→ Work request: Repeat every record exactly as written.

[Data entries]
%%
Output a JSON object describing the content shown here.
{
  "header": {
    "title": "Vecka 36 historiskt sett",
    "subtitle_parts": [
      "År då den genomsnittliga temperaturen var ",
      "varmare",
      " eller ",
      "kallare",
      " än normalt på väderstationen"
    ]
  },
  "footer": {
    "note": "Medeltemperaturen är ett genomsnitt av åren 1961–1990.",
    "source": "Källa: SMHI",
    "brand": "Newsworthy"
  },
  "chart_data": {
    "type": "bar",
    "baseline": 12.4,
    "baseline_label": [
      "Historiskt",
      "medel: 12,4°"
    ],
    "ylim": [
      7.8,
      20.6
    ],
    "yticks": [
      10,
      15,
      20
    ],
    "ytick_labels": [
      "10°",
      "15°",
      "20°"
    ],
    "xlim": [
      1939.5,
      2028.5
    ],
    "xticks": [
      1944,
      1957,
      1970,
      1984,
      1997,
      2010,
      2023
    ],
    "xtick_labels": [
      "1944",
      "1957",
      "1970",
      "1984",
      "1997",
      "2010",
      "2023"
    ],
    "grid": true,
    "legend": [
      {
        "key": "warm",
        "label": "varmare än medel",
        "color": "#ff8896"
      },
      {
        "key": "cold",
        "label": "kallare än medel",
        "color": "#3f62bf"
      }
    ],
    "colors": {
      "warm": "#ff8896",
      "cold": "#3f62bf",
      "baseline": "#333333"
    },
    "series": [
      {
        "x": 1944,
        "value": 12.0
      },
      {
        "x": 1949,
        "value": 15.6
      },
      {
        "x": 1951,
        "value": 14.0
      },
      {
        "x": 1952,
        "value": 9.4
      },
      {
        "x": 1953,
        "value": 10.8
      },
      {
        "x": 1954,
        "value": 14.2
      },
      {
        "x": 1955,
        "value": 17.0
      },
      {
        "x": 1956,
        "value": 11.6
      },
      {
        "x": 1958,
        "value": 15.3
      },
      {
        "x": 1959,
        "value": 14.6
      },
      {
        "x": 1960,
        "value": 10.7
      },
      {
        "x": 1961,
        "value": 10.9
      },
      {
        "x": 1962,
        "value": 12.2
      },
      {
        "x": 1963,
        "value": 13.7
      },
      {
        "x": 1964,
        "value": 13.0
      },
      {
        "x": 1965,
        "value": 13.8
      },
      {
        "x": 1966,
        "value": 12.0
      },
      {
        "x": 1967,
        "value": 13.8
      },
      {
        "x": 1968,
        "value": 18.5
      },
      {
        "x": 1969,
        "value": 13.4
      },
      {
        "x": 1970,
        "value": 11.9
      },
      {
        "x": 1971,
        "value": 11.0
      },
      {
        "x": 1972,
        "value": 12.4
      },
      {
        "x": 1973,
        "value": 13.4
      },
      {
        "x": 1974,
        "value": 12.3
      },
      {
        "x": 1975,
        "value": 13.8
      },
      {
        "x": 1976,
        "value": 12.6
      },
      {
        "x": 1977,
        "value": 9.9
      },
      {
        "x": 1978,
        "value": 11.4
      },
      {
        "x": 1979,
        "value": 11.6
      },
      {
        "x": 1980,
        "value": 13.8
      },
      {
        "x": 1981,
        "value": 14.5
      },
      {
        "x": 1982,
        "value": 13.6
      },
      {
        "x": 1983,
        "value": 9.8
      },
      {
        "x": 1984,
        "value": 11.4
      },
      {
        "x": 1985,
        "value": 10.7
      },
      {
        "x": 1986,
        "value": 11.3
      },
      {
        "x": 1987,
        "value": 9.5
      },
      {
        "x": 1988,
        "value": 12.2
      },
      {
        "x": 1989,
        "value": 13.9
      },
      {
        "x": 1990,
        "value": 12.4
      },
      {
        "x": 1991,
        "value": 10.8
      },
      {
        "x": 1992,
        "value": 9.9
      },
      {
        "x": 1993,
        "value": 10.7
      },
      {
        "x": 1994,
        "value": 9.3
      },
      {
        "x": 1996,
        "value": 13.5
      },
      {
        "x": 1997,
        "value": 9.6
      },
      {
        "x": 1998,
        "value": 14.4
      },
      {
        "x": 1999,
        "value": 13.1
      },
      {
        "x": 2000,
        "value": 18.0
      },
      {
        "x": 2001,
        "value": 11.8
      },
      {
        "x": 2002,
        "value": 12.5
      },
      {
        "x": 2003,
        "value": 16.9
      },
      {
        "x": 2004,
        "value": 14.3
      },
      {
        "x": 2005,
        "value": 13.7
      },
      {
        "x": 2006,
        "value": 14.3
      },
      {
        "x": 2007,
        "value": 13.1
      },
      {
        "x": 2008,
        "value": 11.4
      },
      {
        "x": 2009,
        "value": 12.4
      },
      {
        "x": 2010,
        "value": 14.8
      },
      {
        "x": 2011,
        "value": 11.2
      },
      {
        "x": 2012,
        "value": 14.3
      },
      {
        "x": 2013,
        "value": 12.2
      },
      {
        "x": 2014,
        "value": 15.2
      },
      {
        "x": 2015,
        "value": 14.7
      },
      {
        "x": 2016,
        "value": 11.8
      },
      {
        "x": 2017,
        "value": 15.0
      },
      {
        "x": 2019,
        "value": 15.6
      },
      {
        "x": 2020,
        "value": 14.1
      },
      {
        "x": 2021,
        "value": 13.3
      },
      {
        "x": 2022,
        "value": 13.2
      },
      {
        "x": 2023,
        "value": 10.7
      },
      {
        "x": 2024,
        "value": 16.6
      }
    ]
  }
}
%%
→ Answer space:
Output a JSON object describing the content shown here.
{
  "header": {
    "title": "Vecka 36 historiskt sett",
    "subtitle_parts": [
      "År då den genomsnittliga temperaturen var ",
      "varmare",
      " eller ",
      "kallare",
      " än normalt på väderstationen"
    ]
  },
  "footer": {
    "note": "Medeltemperaturen är ett genomsnitt av åren 1961–1990.",
    "source": "Källa: SMHI",
    "brand": "Newsworthy"
  },
  "chart_data": {
    "type": "bar",
    "baseline": 12.4,
    "baseline_label": [
      "Historiskt",
      "medel: 12,4°"
    ],
    "ylim": [
      7.8,
      20.6
    ],
    "yticks": [
      10,
      15,
      20
    ],
    "ytick_labels": [
      "10°",
      "15°",
      "20°"
    ],
    "xlim": [
      1939.5,
      2028.5
    ],
    "xticks": [
      1944,
      1957,
      1970,
      1984,
      1997,
      2010,
      2023
    ],
    "xtick_labels": [
      "1944",
      "1957",
      "1970",
      "1984",
      "1997",
      "2010",
      "2023"
    ],
    "grid": true,
    "legend": [
      {
        "key": "warm",
        "label": "varmare än medel",
        "color": "#ff8896"
      },
      {
        "key": "cold",
        "label": "kallare än medel",
        "color": "#3f62bf"
      }
    ],
    "colors": {
      "warm": "#ff8896",
      "cold": "#3f62bf",
      "baseline": "#333333"
    },
    "series": [
      {
        "x": 1944,
        "value": 12.0
      },
      {
        "x": 1949,
        "value": 15.6
      },
      {
        "x": 1951,
        "value": 14.0
      },
      {
        "x": 1952,
        "value": 9.4
      },
      {
        "x": 1953,
        "value": 10.8
      },
      {
        "x": 1954,
        "value": 14.2
      },
      {
        "x": 1955,
        "value": 17.0
      },
      {
        "x": 1956,
        "value": 11.6
      },
      {
        "x": 1958,
        "value": 15.3
      },
      {
        "x": 1959,
        "value": 14.6
      },
      {
        "x": 1960,
        "value": 10.7
      },
      {
        "x": 1961,
        "value": 10.9
      },
      {
        "x": 1962,
        "value": 12.2
      },
      {
        "x": 1963,
        "value": 13.7
      },
      {
        "x": 1964,
        "value": 13.0
      },
      {
        "x": 1965,
        "value": 13.8
      },
      {
        "x": 1966,
        "value": 12.0
      },
      {
        "x": 1967,
        "value": 13.8
      },
      {
        "x": 1968,
        "value": 18.5
      },
      {
        "x": 1969,
        "value": 13.4
      },
      {
        "x": 1970,
        "value": 11.9
      },
      {
        "x": 1971,
        "value": 11.0
      },
      {
        "x": 1972,
        "value": 12.4
      },
      {
        "x": 1973,
        "value": 13.4
      },
      {
        "x": 1974,
        "value": 12.3
      },
      {
        "x": 1975,
        "value": 13.8
      },
      {
        "x": 1976,
        "value": 12.6
      },
      {
        "x": 1977,
        "value": 9.9
      },
      {
        "x": 1978,
        "value": 11.4
      },
      {
        "x": 1979,
        "value": 11.6
      },
      {
        "x": 1980,
        "value": 13.8
      },
      {
        "x": 1981,
        "value": 14.5
      },
      {
        "x": 1982,
        "value": 13.6
      },
      {
        "x": 1983,
        "value": 9.8
      },
      {
        "x": 1984,
        "value": 11.4
      },
      {
        "x": 1985,
        "value": 10.7
      },
      {
        "x": 1986,
        "value": 11.3
      },
      {
        "x": 1987,
        "value": 9.5
      },
      {
        "x": 1988,
        "value": 12.2
      },
      {
        "x": 1989,
        "value": 13.9
      },
      {
        "x": 1990,
        "value": 12.4
      },
      {
        "x": 1991,
        "value": 10.8
      },
      {
        "x": 1992,
        "value": 9.9
      },
      {
        "x": 1993,
        "value": 10.7
      },
      {
        "x": 1994,
        "value": 9.3
      },
      {
        "x": 1996,
        "value": 13.5
      },
      {
        "x": 1997,
        "value": 9.6
      },
      {
        "x": 1998,
        "value": 14.4
      },
      {
        "x": 1999,
        "value": 13.1
      },
      {
        "x": 2000,
        "value": 18.0
      },
      {
        "x": 2001,
        "value": 11.8
      },
      {
        "x": 2002,
        "value": 12.5
      },
      {
        "x": 2003,
        "value": 16.9
      },
      {
        "x": 2004,
        "value": 14.3
      },
      {
        "x": 2005,
        "value": 13.7
      },
      {
        "x": 2006,
        "value": 14.3
      },
      {
        "x": 2007,
        "value": 13.1
      },
      {
        "x": 2008,
        "value": 11.4
      },
      {
        "x": 2009,
        "value": 12.4
      },
      {
        "x": 2010,
        "value": 14.8
      },
      {
        "x": 2011,
        "value": 11.2
      },
      {
        "x": 2012,
        "value": 14.3
      },
      {
        "x": 2013,
        "value": 12.2
      },
      {
        "x": 2014,
        "value": 15.2
      },
      {
        "x": 2015,
        "value": 14.7
      },
      {
        "x": 2016,
        "value": 11.8
      },
      {
        "x": 2017,
        "value": 15.0
      },
      {
        "x": 2019,
        "value": 15.6
      },
      {
        "x": 2020,
        "value": 14.1
      },
      {
        "x": 2021,
        "value": 13.3
      },
      {
        "x": 2022,
        "value": 13.2
      },
      {
        "x": 2023,
        "value": 10.7
      },
      {
        "x": 2024,
        "value": 16.6
      }
    ]
  }
}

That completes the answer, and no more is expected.